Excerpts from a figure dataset
begin

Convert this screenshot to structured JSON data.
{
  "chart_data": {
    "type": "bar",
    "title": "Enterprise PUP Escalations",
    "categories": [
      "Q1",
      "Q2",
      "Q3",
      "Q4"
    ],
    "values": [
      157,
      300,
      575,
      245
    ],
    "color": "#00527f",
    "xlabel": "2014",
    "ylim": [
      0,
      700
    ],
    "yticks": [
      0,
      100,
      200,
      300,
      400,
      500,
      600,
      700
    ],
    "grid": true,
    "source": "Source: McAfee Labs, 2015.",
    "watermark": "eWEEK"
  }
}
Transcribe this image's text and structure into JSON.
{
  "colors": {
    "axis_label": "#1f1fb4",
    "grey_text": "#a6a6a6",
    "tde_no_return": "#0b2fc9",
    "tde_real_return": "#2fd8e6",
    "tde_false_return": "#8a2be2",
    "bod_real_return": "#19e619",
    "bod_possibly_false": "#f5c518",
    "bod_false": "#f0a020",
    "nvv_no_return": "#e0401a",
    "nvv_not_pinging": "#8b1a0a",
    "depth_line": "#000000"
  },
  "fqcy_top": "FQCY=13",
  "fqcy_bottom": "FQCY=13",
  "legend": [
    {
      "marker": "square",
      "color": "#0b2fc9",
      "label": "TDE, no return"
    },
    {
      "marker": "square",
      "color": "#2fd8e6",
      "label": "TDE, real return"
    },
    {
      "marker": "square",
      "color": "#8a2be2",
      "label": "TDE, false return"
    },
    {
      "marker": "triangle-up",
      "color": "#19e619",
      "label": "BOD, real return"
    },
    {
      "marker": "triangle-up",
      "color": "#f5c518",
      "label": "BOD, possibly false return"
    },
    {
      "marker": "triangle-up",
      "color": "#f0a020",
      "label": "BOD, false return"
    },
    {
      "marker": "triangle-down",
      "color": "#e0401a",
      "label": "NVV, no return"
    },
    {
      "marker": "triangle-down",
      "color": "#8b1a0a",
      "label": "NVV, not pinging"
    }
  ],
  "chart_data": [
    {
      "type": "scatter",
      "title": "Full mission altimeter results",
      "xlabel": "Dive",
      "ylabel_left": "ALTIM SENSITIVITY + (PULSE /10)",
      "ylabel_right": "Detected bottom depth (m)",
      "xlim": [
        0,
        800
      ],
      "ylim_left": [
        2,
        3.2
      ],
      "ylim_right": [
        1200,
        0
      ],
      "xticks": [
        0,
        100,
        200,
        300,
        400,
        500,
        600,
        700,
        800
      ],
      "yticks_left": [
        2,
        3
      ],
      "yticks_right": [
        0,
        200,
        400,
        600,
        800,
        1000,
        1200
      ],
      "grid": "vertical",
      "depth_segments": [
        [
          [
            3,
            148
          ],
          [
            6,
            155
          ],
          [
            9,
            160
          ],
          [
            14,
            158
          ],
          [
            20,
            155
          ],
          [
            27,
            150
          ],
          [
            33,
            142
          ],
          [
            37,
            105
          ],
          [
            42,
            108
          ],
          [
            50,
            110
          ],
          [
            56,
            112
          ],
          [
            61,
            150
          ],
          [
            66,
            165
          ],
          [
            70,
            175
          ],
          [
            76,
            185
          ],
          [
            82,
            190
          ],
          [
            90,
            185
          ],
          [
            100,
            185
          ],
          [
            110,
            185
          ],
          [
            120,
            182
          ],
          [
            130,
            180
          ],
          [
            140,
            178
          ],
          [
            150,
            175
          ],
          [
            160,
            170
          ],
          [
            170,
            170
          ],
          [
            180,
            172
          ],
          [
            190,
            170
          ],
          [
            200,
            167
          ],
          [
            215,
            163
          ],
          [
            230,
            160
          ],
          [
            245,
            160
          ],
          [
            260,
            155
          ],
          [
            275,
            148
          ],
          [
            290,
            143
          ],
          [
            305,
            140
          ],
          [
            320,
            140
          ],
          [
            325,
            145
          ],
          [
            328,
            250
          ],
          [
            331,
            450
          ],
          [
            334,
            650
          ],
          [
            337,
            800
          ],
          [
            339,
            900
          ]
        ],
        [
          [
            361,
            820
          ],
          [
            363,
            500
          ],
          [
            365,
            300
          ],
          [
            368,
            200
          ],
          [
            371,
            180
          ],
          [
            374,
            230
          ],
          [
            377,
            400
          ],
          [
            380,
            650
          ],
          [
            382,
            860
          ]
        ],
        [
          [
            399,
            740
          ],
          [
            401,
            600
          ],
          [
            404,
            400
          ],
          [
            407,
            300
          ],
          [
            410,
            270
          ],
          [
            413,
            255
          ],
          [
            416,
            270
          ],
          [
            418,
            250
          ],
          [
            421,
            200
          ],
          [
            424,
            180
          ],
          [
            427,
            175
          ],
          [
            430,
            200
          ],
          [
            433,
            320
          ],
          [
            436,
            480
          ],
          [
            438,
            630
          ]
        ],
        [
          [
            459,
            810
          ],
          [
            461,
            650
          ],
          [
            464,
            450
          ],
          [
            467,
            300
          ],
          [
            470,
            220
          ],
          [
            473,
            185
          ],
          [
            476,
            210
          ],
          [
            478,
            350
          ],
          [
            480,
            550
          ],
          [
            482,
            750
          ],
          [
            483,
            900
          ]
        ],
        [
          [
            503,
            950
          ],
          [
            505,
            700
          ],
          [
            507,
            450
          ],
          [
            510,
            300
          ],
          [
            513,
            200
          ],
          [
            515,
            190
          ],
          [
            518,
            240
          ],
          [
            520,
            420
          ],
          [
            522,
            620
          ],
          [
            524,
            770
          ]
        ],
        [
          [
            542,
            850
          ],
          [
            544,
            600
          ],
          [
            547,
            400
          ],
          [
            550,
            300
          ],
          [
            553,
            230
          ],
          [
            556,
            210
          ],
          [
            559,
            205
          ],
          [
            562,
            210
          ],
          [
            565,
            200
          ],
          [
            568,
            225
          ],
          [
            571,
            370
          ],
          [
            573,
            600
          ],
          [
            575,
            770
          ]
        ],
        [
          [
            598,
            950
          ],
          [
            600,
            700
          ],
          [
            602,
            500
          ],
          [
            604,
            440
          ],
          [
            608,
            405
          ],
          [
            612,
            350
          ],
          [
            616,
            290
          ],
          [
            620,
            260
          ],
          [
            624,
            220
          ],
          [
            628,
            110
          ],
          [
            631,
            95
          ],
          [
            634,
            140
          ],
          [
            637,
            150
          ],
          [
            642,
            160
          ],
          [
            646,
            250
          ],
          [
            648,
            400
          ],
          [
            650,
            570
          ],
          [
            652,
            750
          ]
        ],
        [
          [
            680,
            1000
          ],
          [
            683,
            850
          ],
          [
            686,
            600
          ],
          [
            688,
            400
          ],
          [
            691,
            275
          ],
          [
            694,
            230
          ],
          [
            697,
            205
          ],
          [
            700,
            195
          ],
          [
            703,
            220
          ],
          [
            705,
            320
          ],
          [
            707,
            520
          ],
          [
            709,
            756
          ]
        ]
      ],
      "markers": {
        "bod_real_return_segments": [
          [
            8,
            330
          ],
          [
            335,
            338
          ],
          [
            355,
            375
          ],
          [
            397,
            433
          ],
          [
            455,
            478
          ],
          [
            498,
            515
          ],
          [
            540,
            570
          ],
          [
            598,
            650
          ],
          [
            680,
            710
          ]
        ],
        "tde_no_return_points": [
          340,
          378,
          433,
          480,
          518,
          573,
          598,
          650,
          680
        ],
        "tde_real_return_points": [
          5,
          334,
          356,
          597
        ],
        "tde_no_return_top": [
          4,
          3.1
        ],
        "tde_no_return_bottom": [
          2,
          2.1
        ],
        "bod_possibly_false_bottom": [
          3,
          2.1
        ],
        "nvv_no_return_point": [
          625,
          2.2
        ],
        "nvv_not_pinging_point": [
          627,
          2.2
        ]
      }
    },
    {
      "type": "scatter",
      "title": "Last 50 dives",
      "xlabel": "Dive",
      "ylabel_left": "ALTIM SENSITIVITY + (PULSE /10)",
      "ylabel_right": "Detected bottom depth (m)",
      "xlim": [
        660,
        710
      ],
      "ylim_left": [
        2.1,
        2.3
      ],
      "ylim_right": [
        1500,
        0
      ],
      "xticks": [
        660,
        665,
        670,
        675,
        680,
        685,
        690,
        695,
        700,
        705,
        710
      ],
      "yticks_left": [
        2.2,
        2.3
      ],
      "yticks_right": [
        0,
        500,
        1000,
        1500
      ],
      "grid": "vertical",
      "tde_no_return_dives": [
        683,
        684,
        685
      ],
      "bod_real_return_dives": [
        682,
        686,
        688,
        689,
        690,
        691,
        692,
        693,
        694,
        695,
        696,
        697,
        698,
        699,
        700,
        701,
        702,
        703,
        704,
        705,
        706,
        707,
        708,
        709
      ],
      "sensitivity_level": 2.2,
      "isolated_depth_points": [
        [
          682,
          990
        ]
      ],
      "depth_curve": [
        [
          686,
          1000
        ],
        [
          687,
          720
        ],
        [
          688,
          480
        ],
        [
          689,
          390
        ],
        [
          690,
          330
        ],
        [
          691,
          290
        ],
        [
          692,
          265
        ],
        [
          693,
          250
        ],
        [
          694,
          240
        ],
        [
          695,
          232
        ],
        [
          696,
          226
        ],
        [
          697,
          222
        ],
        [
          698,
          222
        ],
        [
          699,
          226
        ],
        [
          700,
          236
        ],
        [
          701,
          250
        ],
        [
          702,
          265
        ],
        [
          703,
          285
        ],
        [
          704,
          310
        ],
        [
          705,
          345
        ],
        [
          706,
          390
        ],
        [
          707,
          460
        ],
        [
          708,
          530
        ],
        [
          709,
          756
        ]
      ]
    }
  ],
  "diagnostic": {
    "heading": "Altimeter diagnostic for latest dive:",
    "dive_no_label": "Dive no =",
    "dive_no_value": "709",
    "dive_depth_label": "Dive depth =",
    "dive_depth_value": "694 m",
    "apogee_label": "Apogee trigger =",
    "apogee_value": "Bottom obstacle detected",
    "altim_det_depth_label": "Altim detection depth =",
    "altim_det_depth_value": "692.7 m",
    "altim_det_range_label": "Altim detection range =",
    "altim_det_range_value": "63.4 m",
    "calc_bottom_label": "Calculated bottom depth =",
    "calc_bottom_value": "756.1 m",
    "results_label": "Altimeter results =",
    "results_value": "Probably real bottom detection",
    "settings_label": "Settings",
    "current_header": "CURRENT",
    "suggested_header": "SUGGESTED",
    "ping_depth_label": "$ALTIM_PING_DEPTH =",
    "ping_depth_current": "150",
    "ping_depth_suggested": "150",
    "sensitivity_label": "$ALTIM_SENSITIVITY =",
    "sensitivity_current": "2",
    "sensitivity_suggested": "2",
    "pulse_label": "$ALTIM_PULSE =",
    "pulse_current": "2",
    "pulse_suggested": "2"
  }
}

end
begin

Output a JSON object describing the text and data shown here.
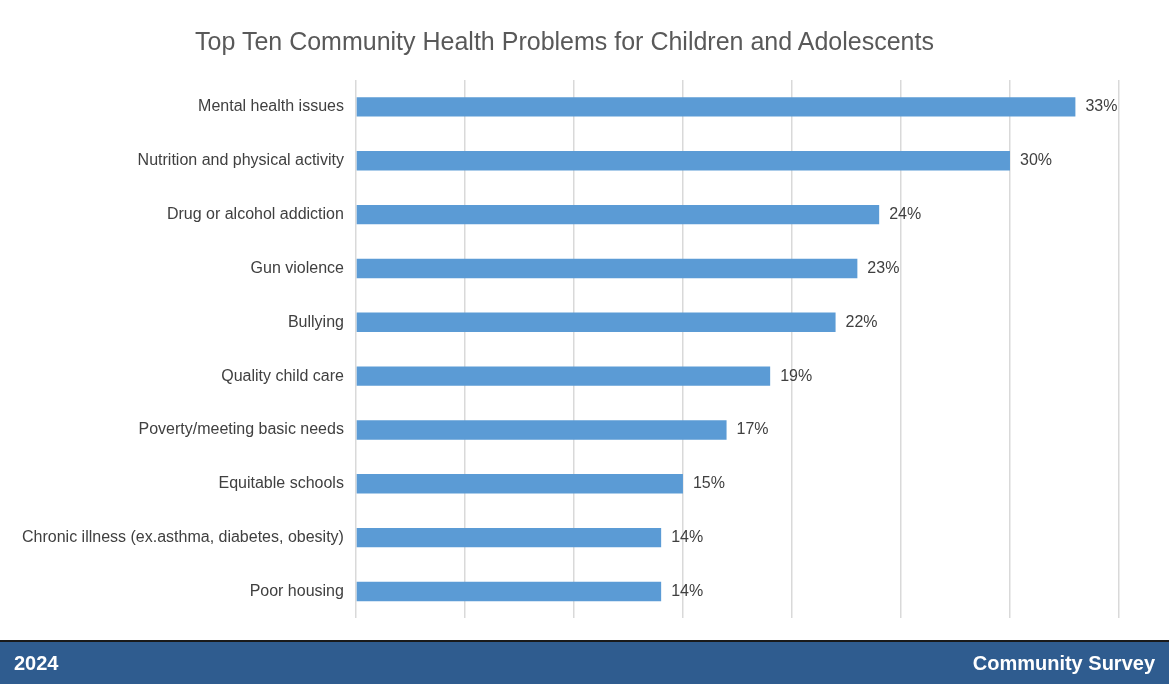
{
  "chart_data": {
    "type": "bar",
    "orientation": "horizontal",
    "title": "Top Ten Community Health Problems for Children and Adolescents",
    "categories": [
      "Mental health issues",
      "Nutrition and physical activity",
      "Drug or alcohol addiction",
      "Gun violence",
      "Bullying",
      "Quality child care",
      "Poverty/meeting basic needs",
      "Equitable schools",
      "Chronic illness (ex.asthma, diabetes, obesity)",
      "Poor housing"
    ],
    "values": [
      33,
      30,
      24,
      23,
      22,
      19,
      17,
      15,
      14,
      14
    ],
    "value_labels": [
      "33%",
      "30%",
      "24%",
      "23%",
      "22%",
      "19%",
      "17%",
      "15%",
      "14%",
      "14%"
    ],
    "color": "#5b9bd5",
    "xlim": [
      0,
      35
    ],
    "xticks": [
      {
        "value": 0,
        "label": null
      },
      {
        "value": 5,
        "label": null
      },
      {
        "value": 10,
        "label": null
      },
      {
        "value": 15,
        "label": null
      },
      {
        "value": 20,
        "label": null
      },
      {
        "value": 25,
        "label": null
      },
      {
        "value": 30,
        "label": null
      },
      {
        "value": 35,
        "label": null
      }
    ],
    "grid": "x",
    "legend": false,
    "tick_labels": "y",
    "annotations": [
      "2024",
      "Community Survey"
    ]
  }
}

end

#### TASK OBJECTIVE
Make a copy of each line that contains the string "JSON".

#### ANSWER FOR THIS EXERCISE
Convert this screenshot to structured JSON data.
Transcribe this image's text and structure into JSON.
Output a JSON object describing the text and data shown here.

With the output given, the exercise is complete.